# What you need to do
Copy all of the material below exactly.

# Given records
====
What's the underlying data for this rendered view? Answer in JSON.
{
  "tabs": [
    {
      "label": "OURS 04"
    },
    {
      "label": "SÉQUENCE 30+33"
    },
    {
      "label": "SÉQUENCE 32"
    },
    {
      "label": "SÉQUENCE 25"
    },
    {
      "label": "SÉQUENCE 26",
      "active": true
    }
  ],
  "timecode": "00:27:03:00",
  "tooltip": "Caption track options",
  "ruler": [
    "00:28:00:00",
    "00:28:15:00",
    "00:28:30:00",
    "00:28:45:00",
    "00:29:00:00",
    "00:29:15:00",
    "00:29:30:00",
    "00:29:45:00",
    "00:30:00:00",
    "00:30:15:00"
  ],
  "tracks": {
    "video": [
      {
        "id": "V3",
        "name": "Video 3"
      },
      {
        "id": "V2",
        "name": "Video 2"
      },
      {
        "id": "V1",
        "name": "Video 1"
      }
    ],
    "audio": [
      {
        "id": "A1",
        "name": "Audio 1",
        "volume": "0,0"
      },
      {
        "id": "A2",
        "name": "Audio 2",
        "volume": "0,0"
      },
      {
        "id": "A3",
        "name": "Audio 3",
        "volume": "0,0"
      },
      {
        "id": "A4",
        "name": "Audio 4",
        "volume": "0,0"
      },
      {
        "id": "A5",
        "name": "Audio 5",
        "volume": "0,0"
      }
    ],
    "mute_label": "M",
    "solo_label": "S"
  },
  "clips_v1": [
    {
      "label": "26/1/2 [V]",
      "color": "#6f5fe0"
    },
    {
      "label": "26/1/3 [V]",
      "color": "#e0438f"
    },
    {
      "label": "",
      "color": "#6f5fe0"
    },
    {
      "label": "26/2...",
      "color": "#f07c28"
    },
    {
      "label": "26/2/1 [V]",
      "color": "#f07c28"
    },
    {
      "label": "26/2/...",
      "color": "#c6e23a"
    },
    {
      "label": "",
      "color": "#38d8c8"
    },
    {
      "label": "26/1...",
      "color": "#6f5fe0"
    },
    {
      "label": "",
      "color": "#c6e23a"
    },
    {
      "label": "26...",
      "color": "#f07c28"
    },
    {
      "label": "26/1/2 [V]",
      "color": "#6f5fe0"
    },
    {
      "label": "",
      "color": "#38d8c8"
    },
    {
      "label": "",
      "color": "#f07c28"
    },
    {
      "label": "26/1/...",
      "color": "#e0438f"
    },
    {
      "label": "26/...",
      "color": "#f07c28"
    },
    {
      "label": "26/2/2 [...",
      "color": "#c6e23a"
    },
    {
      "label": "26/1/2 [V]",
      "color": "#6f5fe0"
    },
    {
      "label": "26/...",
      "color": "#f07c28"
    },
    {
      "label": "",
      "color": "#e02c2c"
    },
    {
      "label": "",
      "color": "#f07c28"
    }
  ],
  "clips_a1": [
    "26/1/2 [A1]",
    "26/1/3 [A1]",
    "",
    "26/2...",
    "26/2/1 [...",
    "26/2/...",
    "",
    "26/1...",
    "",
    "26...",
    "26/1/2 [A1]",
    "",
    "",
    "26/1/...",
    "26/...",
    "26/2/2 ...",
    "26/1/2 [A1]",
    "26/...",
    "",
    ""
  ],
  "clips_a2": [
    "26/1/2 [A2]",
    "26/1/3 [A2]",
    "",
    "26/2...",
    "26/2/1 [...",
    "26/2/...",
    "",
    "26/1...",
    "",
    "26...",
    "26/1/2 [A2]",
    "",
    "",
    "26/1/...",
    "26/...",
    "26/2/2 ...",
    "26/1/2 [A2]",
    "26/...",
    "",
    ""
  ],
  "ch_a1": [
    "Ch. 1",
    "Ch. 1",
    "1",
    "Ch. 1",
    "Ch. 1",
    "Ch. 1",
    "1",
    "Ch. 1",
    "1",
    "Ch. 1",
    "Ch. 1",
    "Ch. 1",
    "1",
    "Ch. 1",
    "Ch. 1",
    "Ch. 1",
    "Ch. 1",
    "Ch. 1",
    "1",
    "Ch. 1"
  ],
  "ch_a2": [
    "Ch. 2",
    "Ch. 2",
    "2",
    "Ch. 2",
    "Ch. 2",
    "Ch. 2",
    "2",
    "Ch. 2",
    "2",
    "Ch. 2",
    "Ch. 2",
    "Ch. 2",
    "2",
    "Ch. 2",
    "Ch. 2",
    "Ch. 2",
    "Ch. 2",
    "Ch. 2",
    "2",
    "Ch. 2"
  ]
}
====
# Solution
What's the underlying data for this rendered view? Answer in JSON.
{
  "tabs": [
    {
      "label": "OURS 04"
    },
    {
      "label": "SÉQUENCE 30+33"
    },
    {
      "label": "SÉQUENCE 32"
    },
    {
      "label": "SÉQUENCE 25"
    },
    {
      "label": "SÉQUENCE 26",
      "active": true
    }
  ],
  "timecode": "00:27:03:00",
  "tooltip": "Caption track options",
  "ruler": [
    "00:28:00:00",
    "00:28:15:00",
    "00:28:30:00",
    "00:28:45:00",
    "00:29:00:00",
    "00:29:15:00",
    "00:29:30:00",
    "00:29:45:00",
    "00:30:00:00",
    "00:30:15:00"
  ],
  "tracks": {
    "video": [
      {
        "id": "V3",
        "name": "Video 3"
      },
      {
        "id": "V2",
        "name": "Video 2"
      },
      {
        "id": "V1",
        "name": "Video 1"
      }
    ],
    "audio": [
      {
        "id": "A1",
        "name": "Audio 1",
        "volume": "0,0"
      },
      {
        "id": "A2",
        "name": "Audio 2",
        "volume": "0,0"
      },
      {
        "id": "A3",
        "name": "Audio 3",
        "volume": "0,0"
      },
      {
        "id": "A4",
        "name": "Audio 4",
        "volume": "0,0"
      },
      {
        "id": "A5",
        "name": "Audio 5",
        "volume": "0,0"
      }
    ],
    "mute_label": "M",
    "solo_label": "S"
  },
  "clips_v1": [
    {
      "label": "26/1/2 [V]",
      "color": "#6f5fe0"
    },
    {
      "label": "26/1/3 [V]",
      "color": "#e0438f"
    },
    {
      "label": "",
      "color": "#6f5fe0"
    },
    {
      "label": "26/2...",
      "color": "#f07c28"
    },
    {
      "label": "26/2/1 [V]",
      "color": "#f07c28"
    },
    {
      "label": "26/2/...",
      "color": "#c6e23a"
    },
    {
      "label": "",
      "color": "#38d8c8"
    },
    {
      "label": "26/1...",
      "color": "#6f5fe0"
    },
    {
      "label": "",
      "color": "#c6e23a"
    },
    {
      "label": "26...",
      "color": "#f07c28"
    },
    {
      "label": "26/1/2 [V]",
      "color": "#6f5fe0"
    },
    {
      "label": "",
      "color": "#38d8c8"
    },
    {
      "label": "",
      "color": "#f07c28"
    },
    {
      "label": "26/1/...",
      "color": "#e0438f"
    },
    {
      "label": "26/...",
      "color": "#f07c28"
    },
    {
      "label": "26/2/2 [...",
      "color": "#c6e23a"
    },
    {
      "label": "26/1/2 [V]",
      "color": "#6f5fe0"
    },
    {
      "label": "26/...",
      "color": "#f07c28"
    },
    {
      "label": "",
      "color": "#e02c2c"
    },
    {
      "label": "",
      "color": "#f07c28"
    }
  ],
  "clips_a1": [
    "26/1/2 [A1]",
    "26/1/3 [A1]",
    "",
    "26/2...",
    "26/2/1 [...",
    "26/2/...",
    "",
    "26/1...",
    "",
    "26...",
    "26/1/2 [A1]",
    "",
    "",
    "26/1/...",
    "26/...",
    "26/2/2 ...",
    "26/1/2 [A1]",
    "26/...",
    "",
    ""
  ],
  "clips_a2": [
    "26/1/2 [A2]",
    "26/1/3 [A2]",
    "",
    "26/2...",
    "26/2/1 [...",
    "26/2/...",
    "",
    "26/1...",
    "",
    "26...",
    "26/1/2 [A2]",
    "",
    "",
    "26/1/...",
    "26/...",
    "26/2/2 ...",
    "26/1/2 [A2]",
    "26/...",
    "",
    ""
  ],
  "ch_a1": [
    "Ch. 1",
    "Ch. 1",
    "1",
    "Ch. 1",
    "Ch. 1",
    "Ch. 1",
    "1",
    "Ch. 1",
    "1",
    "Ch. 1",
    "Ch. 1",
    "Ch. 1",
    "1",
    "Ch. 1",
    "Ch. 1",
    "Ch. 1",
    "Ch. 1",
    "Ch. 1",
    "1",
    "Ch. 1"
  ],
  "ch_a2": [
    "Ch. 2",
    "Ch. 2",
    "2",
    "Ch. 2",
    "Ch. 2",
    "Ch. 2",
    "2",
    "Ch. 2",
    "2",
    "Ch. 2",
    "Ch. 2",
    "Ch. 2",
    "2",
    "Ch. 2",
    "Ch. 2",
    "Ch. 2",
    "Ch. 2",
    "Ch. 2",
    "2",
    "Ch. 2"
  ]
}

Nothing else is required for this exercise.